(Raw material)
::::::::
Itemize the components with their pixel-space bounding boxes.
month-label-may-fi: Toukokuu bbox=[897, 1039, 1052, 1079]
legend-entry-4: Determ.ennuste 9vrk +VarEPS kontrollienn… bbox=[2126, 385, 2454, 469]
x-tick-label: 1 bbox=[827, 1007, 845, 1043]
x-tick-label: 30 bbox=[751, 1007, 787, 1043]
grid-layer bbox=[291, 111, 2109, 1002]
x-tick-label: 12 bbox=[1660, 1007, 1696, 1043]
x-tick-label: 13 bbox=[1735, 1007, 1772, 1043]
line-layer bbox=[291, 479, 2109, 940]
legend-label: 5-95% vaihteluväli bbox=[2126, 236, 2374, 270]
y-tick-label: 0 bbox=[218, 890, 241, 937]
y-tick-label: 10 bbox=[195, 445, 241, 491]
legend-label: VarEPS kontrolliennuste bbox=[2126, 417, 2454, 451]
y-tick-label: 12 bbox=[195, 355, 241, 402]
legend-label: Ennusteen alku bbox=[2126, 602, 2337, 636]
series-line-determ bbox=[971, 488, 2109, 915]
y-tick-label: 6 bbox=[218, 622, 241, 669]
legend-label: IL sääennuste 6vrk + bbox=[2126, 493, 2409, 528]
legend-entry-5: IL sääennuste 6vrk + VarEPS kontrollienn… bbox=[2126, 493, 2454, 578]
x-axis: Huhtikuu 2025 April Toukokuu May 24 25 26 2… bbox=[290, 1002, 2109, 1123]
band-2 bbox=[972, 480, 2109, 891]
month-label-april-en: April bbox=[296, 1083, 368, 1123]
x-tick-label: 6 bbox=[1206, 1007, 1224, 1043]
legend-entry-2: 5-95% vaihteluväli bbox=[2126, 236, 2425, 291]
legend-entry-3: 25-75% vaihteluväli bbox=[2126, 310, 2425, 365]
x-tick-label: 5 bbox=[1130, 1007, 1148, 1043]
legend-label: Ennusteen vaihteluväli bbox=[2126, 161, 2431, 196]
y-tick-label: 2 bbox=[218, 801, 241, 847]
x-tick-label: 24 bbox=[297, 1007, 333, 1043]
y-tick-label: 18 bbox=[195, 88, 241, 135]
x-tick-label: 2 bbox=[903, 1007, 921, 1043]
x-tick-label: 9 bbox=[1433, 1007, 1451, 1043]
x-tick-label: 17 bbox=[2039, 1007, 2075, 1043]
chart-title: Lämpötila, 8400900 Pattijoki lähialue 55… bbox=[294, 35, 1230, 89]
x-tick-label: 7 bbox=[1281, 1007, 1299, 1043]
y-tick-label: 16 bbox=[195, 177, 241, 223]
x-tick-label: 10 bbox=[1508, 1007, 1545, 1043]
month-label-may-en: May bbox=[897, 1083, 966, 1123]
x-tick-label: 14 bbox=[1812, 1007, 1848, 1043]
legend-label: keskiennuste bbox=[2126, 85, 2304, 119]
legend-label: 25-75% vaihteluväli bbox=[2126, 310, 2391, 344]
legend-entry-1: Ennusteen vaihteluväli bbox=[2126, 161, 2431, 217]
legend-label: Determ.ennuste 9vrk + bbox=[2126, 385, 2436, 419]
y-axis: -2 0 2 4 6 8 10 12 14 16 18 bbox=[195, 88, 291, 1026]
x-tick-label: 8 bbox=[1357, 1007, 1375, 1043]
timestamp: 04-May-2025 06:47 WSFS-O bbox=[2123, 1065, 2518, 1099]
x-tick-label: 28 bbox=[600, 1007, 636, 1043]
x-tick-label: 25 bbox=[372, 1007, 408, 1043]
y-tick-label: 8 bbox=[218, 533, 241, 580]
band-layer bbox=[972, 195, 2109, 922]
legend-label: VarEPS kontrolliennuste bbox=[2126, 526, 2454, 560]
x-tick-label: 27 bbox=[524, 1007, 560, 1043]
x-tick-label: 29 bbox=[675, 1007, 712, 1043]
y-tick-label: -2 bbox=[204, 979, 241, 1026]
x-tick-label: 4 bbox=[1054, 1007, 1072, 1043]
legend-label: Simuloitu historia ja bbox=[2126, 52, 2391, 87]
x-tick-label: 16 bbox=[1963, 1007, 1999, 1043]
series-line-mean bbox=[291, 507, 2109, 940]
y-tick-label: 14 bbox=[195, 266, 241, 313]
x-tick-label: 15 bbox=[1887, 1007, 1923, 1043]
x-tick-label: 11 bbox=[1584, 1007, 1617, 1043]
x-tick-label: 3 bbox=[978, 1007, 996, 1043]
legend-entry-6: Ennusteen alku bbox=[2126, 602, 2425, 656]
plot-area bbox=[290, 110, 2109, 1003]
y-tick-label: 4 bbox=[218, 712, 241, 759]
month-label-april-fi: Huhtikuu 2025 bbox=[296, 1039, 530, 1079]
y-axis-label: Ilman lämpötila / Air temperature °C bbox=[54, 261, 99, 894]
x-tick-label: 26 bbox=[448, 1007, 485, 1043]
::::::::
Reproduce every line of the material above word for word, with nothing left out or changed.

> **FINAL RESULT**
Itemize the components with their pixel-space bounding boxes.
month-label-may-fi: Toukokuu bbox=[897, 1039, 1052, 1079]
legend-entry-4: Determ.ennuste 9vrk +VarEPS kontrollienn… bbox=[2126, 385, 2454, 469]
x-tick-label: 1 bbox=[827, 1007, 845, 1043]
x-tick-label: 30 bbox=[751, 1007, 787, 1043]
grid-layer bbox=[291, 111, 2109, 1002]
x-tick-label: 12 bbox=[1660, 1007, 1696, 1043]
x-tick-label: 13 bbox=[1735, 1007, 1772, 1043]
line-layer bbox=[291, 479, 2109, 940]
legend-label: 5-95% vaihteluväli bbox=[2126, 236, 2374, 270]
y-tick-label: 0 bbox=[218, 890, 241, 937]
y-tick-label: 10 bbox=[195, 445, 241, 491]
legend-label: VarEPS kontrolliennuste bbox=[2126, 417, 2454, 451]
y-tick-label: 12 bbox=[195, 355, 241, 402]
legend-label: Ennusteen alku bbox=[2126, 602, 2337, 636]
series-line-determ bbox=[971, 488, 2109, 915]
y-tick-label: 6 bbox=[218, 622, 241, 669]
legend-label: IL sääennuste 6vrk + bbox=[2126, 493, 2409, 528]
legend-entry-5: IL sääennuste 6vrk + VarEPS kontrollienn… bbox=[2126, 493, 2454, 578]
x-axis: Huhtikuu 2025 April Toukokuu May 24 25 26 2… bbox=[290, 1002, 2109, 1123]
band-2 bbox=[972, 480, 2109, 891]
month-label-april-en: April bbox=[296, 1083, 368, 1123]
x-tick-label: 6 bbox=[1206, 1007, 1224, 1043]
legend-entry-2: 5-95% vaihteluväli bbox=[2126, 236, 2425, 291]
legend-entry-3: 25-75% vaihteluväli bbox=[2126, 310, 2425, 365]
x-tick-label: 5 bbox=[1130, 1007, 1148, 1043]
legend-label: Ennusteen vaihteluväli bbox=[2126, 161, 2431, 196]
y-tick-label: 2 bbox=[218, 801, 241, 847]
x-tick-label: 24 bbox=[297, 1007, 333, 1043]
y-tick-label: 18 bbox=[195, 88, 241, 135]
x-tick-label: 2 bbox=[903, 1007, 921, 1043]
x-tick-label: 9 bbox=[1433, 1007, 1451, 1043]
x-tick-label: 17 bbox=[2039, 1007, 2075, 1043]
chart-title: Lämpötila, 8400900 Pattijoki lähialue 55… bbox=[294, 35, 1230, 89]
x-tick-label: 7 bbox=[1281, 1007, 1299, 1043]
y-tick-label: 16 bbox=[195, 177, 241, 223]
x-tick-label: 10 bbox=[1508, 1007, 1545, 1043]
month-label-may-en: May bbox=[897, 1083, 966, 1123]
x-tick-label: 14 bbox=[1812, 1007, 1848, 1043]
legend-label: keskiennuste bbox=[2126, 85, 2304, 119]
legend-label: 25-75% vaihteluväli bbox=[2126, 310, 2391, 344]
legend-entry-1: Ennusteen vaihteluväli bbox=[2126, 161, 2431, 217]
legend-label: Determ.ennuste 9vrk + bbox=[2126, 385, 2436, 419]
y-axis: -2 0 2 4 6 8 10 12 14 16 18 bbox=[195, 88, 291, 1026]
x-tick-label: 8 bbox=[1357, 1007, 1375, 1043]
timestamp: 04-May-2025 06:47 WSFS-O bbox=[2123, 1065, 2518, 1099]
x-tick-label: 28 bbox=[600, 1007, 636, 1043]
x-tick-label: 25 bbox=[372, 1007, 408, 1043]
y-tick-label: 8 bbox=[218, 533, 241, 580]
band-layer bbox=[972, 195, 2109, 922]
legend-label: VarEPS kontrolliennuste bbox=[2126, 526, 2454, 560]
x-tick-label: 27 bbox=[524, 1007, 560, 1043]
x-tick-label: 29 bbox=[675, 1007, 712, 1043]
y-tick-label: -2 bbox=[204, 979, 241, 1026]
x-tick-label: 4 bbox=[1054, 1007, 1072, 1043]
legend-label: Simuloitu historia ja bbox=[2126, 52, 2391, 87]
x-tick-label: 16 bbox=[1963, 1007, 1999, 1043]
series-line-mean bbox=[291, 507, 2109, 940]
y-tick-label: 14 bbox=[195, 266, 241, 313]
x-tick-label: 15 bbox=[1887, 1007, 1923, 1043]
x-tick-label: 11 bbox=[1584, 1007, 1617, 1043]
x-tick-label: 3 bbox=[978, 1007, 996, 1043]
legend-entry-6: Ennusteen alku bbox=[2126, 602, 2425, 656]
plot-area bbox=[290, 110, 2109, 1003]
y-tick-label: 4 bbox=[218, 712, 241, 759]
month-label-april-fi: Huhtikuu 2025 bbox=[296, 1039, 530, 1079]
y-axis-label: Ilman lämpötila / Air temperature °C bbox=[54, 261, 99, 894]
x-tick-label: 26 bbox=[448, 1007, 485, 1043]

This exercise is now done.